• **To do**
Repeat the material in full. Keep every line exactly as it is.

▽

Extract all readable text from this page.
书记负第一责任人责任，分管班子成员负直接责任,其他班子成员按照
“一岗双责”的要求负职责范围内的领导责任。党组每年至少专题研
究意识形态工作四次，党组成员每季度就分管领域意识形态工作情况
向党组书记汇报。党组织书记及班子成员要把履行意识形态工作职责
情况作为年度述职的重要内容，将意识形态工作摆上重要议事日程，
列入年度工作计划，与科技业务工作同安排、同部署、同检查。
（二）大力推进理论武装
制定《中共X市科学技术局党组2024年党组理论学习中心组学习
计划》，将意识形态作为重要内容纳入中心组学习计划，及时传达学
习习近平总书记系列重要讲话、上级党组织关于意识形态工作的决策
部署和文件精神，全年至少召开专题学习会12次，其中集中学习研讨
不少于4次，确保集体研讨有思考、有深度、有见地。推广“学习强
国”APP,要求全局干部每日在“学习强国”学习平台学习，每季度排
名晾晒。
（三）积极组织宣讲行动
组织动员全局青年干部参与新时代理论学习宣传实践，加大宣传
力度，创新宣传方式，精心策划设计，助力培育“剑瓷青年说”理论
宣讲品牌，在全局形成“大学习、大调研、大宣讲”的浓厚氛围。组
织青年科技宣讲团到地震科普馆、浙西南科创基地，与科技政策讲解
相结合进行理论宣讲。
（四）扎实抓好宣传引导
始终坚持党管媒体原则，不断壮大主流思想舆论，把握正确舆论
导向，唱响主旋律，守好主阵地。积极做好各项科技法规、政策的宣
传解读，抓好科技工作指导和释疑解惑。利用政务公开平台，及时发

△

• **Completed task**
Extract all readable text from this page.
书记负第一责任人责任，分管班子成员负直接责任,其他班子成员按照
“一岗双责”的要求负职责范围内的领导责任。党组每年至少专题研
究意识形态工作四次，党组成员每季度就分管领域意识形态工作情况
向党组书记汇报。党组织书记及班子成员要把履行意识形态工作职责
情况作为年度述职的重要内容，将意识形态工作摆上重要议事日程，
列入年度工作计划，与科技业务工作同安排、同部署、同检查。
（二）大力推进理论武装
制定《中共X市科学技术局党组2024年党组理论学习中心组学习
计划》，将意识形态作为重要内容纳入中心组学习计划，及时传达学
习习近平总书记系列重要讲话、上级党组织关于意识形态工作的决策
部署和文件精神，全年至少召开专题学习会12次，其中集中学习研讨
不少于4次，确保集体研讨有思考、有深度、有见地。推广“学习强
国”APP,要求全局干部每日在“学习强国”学习平台学习，每季度排
名晾晒。
（三）积极组织宣讲行动
组织动员全局青年干部参与新时代理论学习宣传实践，加大宣传
力度，创新宣传方式，精心策划设计，助力培育“剑瓷青年说”理论
宣讲品牌，在全局形成“大学习、大调研、大宣讲”的浓厚氛围。组
织青年科技宣讲团到地震科普馆、浙西南科创基地，与科技政策讲解
相结合进行理论宣讲。
（四）扎实抓好宣传引导
始终坚持党管媒体原则，不断壮大主流思想舆论，把握正确舆论
导向，唱响主旋律，守好主阵地。积极做好各项科技法规、政策的宣
传解读，抓好科技工作指导和释疑解惑。利用政务公开平台，及时发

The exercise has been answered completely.